SUPPLIED ENTRIES:
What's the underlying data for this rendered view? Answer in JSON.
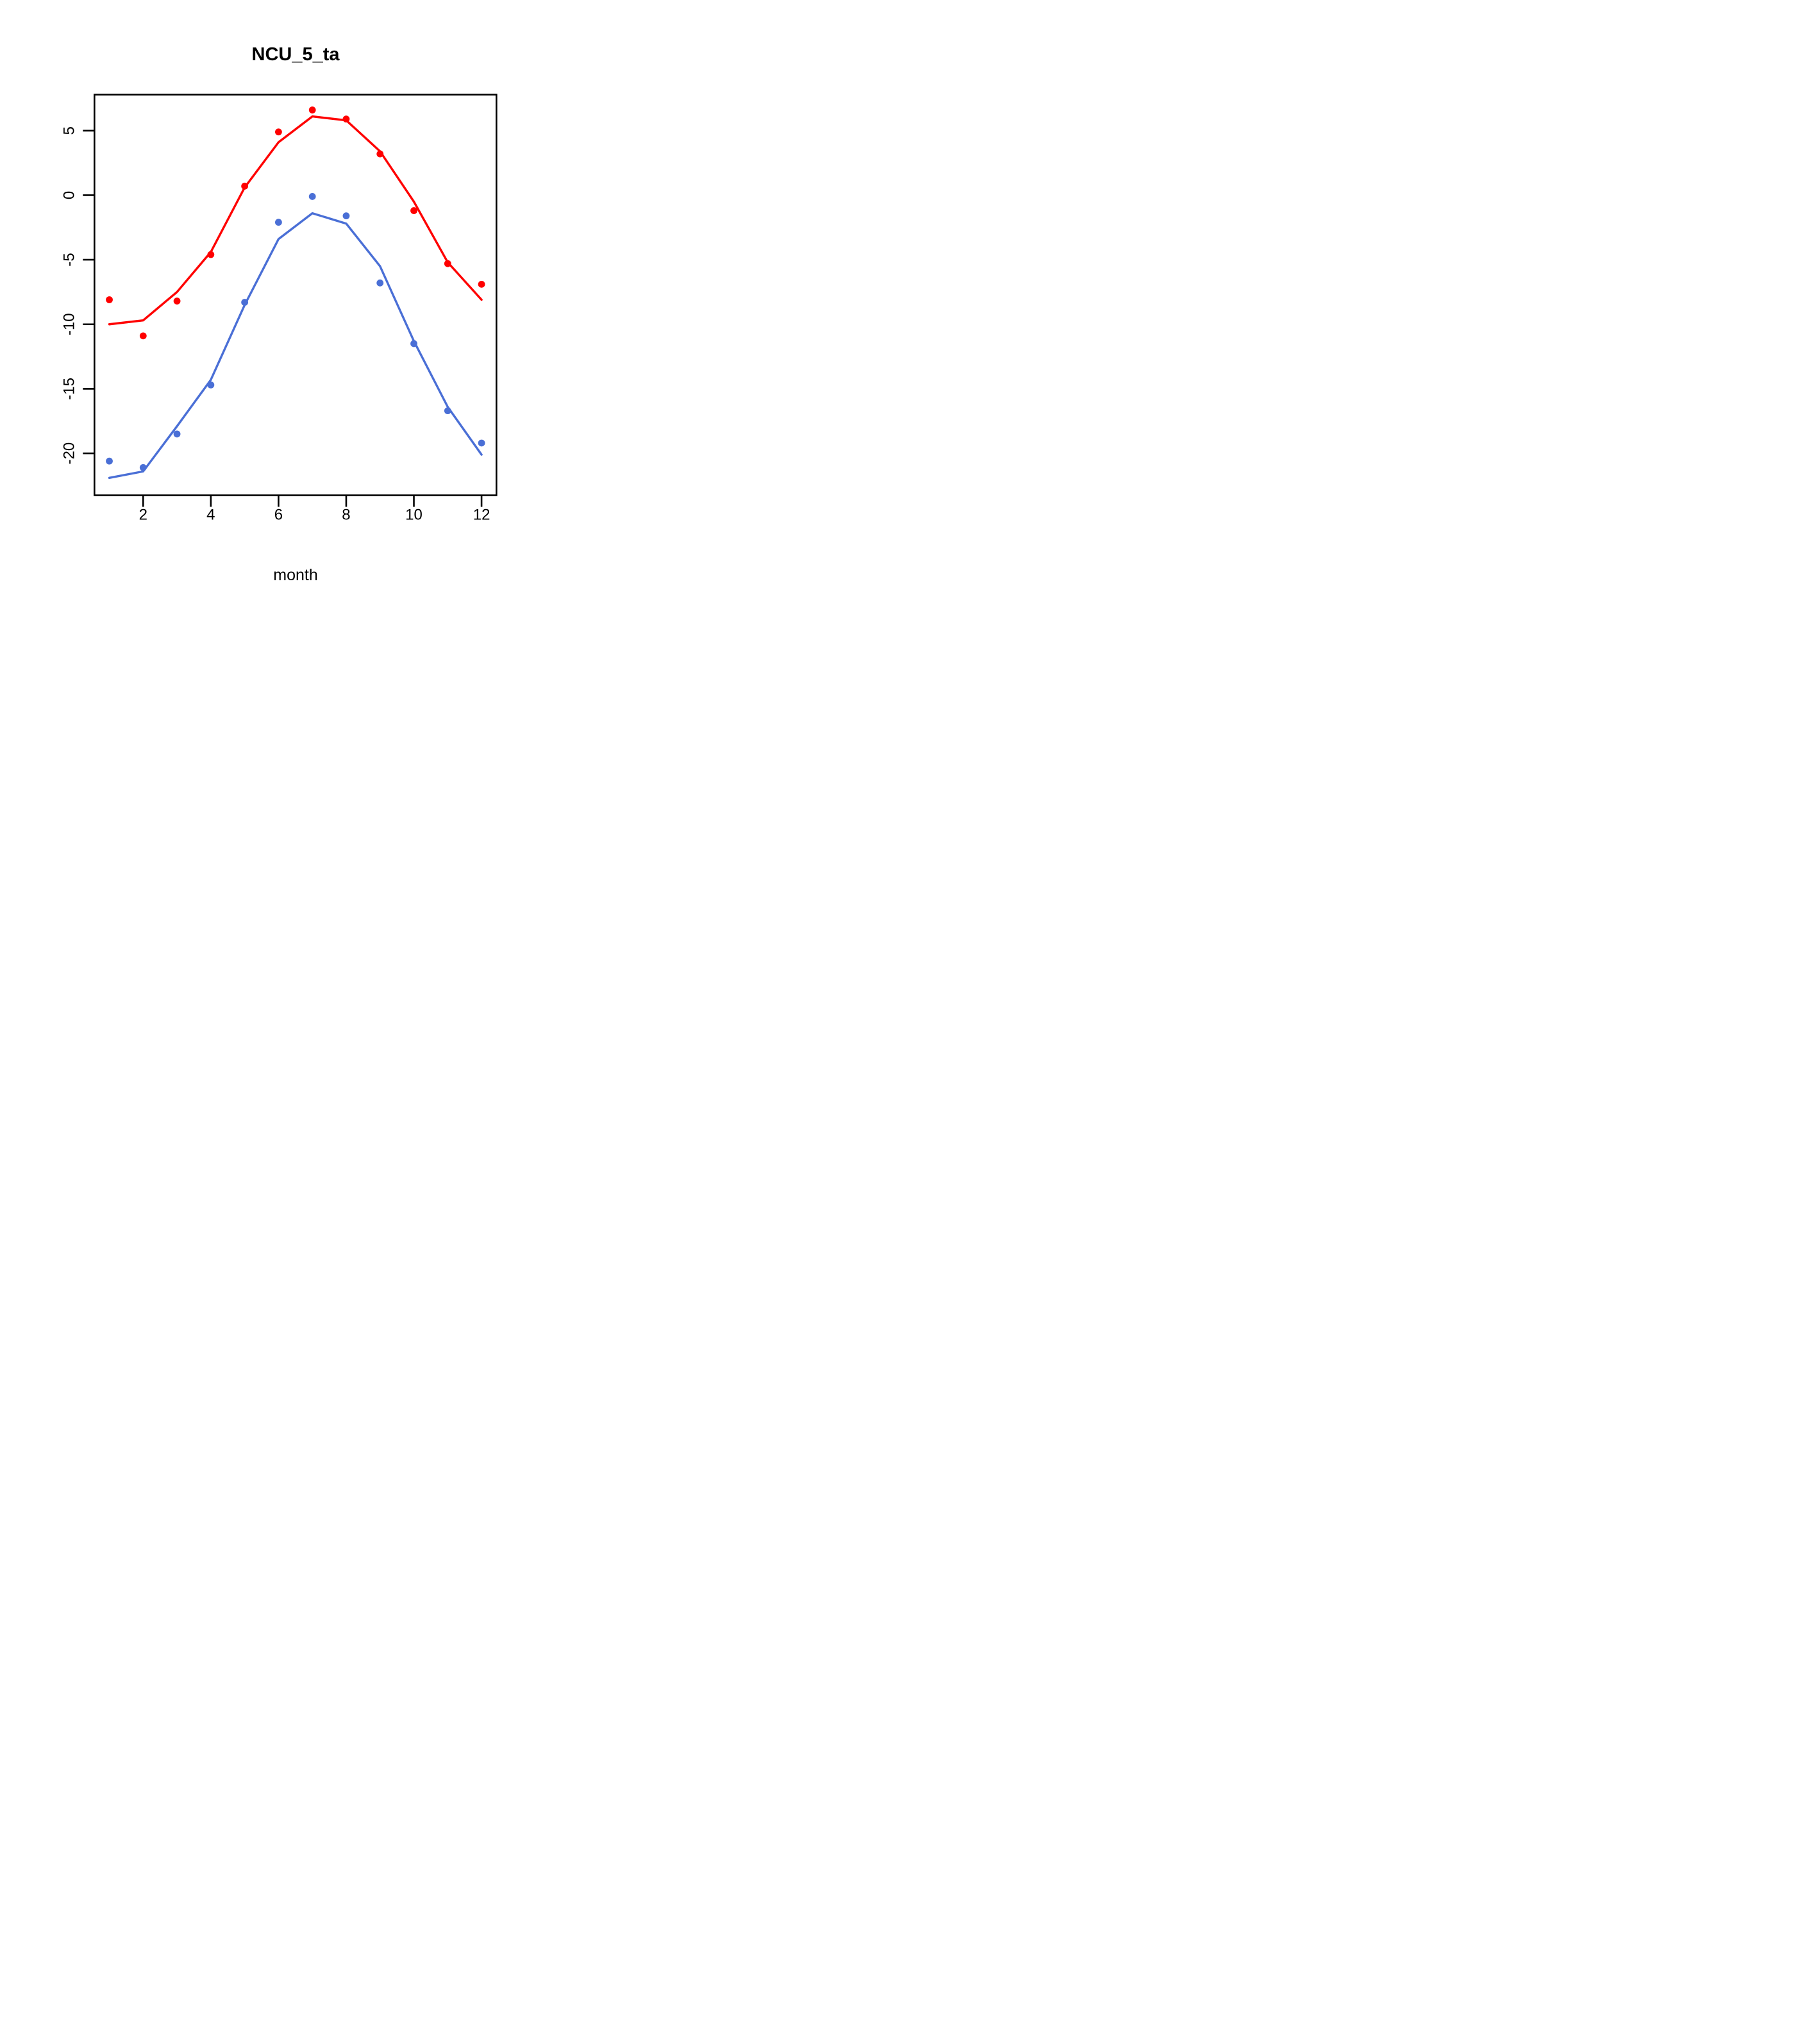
{
  "chart_data": {
    "type": "line",
    "title": "NCU_5_ta",
    "xlabel": "month",
    "ylabel": "",
    "background_color": "#FFFFFF",
    "axis_color": "#000000",
    "grid": false,
    "legend": "none",
    "x_ticks": [
      2,
      4,
      6,
      8,
      10,
      12
    ],
    "y_ticks": [
      5,
      0,
      -5,
      -10,
      -15,
      -20
    ],
    "y_tick_labels_rotated": true,
    "xlim": [
      0.56,
      12.44
    ],
    "ylim": [
      -23.25,
      7.79
    ],
    "x": [
      1,
      2,
      3,
      4,
      5,
      6,
      7,
      8,
      9,
      10,
      11,
      12
    ],
    "series": [
      {
        "name": "red-line",
        "draw": "line",
        "color": "#FF0000",
        "values": [
          -10.0,
          -9.7,
          -7.5,
          -4.4,
          0.6,
          4.1,
          6.1,
          5.8,
          3.4,
          -0.5,
          -5.2,
          -8.1
        ]
      },
      {
        "name": "red-points",
        "draw": "points",
        "color": "#FF0000",
        "values": [
          -8.1,
          -10.9,
          -8.2,
          -4.6,
          0.7,
          4.9,
          6.6,
          5.9,
          3.2,
          -1.2,
          -5.3,
          -6.9
        ]
      },
      {
        "name": "blue-line",
        "draw": "line",
        "color": "#4A6FD6",
        "values": [
          -21.9,
          -21.4,
          -17.9,
          -14.3,
          -8.5,
          -3.4,
          -1.4,
          -2.2,
          -5.5,
          -11.3,
          -16.4,
          -20.1
        ]
      },
      {
        "name": "blue-points",
        "draw": "points",
        "color": "#4A6FD6",
        "values": [
          -20.6,
          -21.1,
          -18.5,
          -14.7,
          -8.3,
          -2.1,
          -0.1,
          -1.6,
          -6.8,
          -11.5,
          -16.7,
          -19.2
        ]
      }
    ]
  }
}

WHAT IS NEEDED:
Copy every record above exactly, leaving out any pictures.

OUTPUT FOR THIS TASK:
What's the underlying data for this rendered view? Answer in JSON.
{
  "chart_data": {
    "type": "line",
    "title": "NCU_5_ta",
    "xlabel": "month",
    "ylabel": "",
    "background_color": "#FFFFFF",
    "axis_color": "#000000",
    "grid": false,
    "legend": "none",
    "x_ticks": [
      2,
      4,
      6,
      8,
      10,
      12
    ],
    "y_ticks": [
      5,
      0,
      -5,
      -10,
      -15,
      -20
    ],
    "y_tick_labels_rotated": true,
    "xlim": [
      0.56,
      12.44
    ],
    "ylim": [
      -23.25,
      7.79
    ],
    "x": [
      1,
      2,
      3,
      4,
      5,
      6,
      7,
      8,
      9,
      10,
      11,
      12
    ],
    "series": [
      {
        "name": "red-line",
        "draw": "line",
        "color": "#FF0000",
        "values": [
          -10.0,
          -9.7,
          -7.5,
          -4.4,
          0.6,
          4.1,
          6.1,
          5.8,
          3.4,
          -0.5,
          -5.2,
          -8.1
        ]
      },
      {
        "name": "red-points",
        "draw": "points",
        "color": "#FF0000",
        "values": [
          -8.1,
          -10.9,
          -8.2,
          -4.6,
          0.7,
          4.9,
          6.6,
          5.9,
          3.2,
          -1.2,
          -5.3,
          -6.9
        ]
      },
      {
        "name": "blue-line",
        "draw": "line",
        "color": "#4A6FD6",
        "values": [
          -21.9,
          -21.4,
          -17.9,
          -14.3,
          -8.5,
          -3.4,
          -1.4,
          -2.2,
          -5.5,
          -11.3,
          -16.4,
          -20.1
        ]
      },
      {
        "name": "blue-points",
        "draw": "points",
        "color": "#4A6FD6",
        "values": [
          -20.6,
          -21.1,
          -18.5,
          -14.7,
          -8.3,
          -2.1,
          -0.1,
          -1.6,
          -6.8,
          -11.5,
          -16.7,
          -19.2
        ]
      }
    ]
  }
}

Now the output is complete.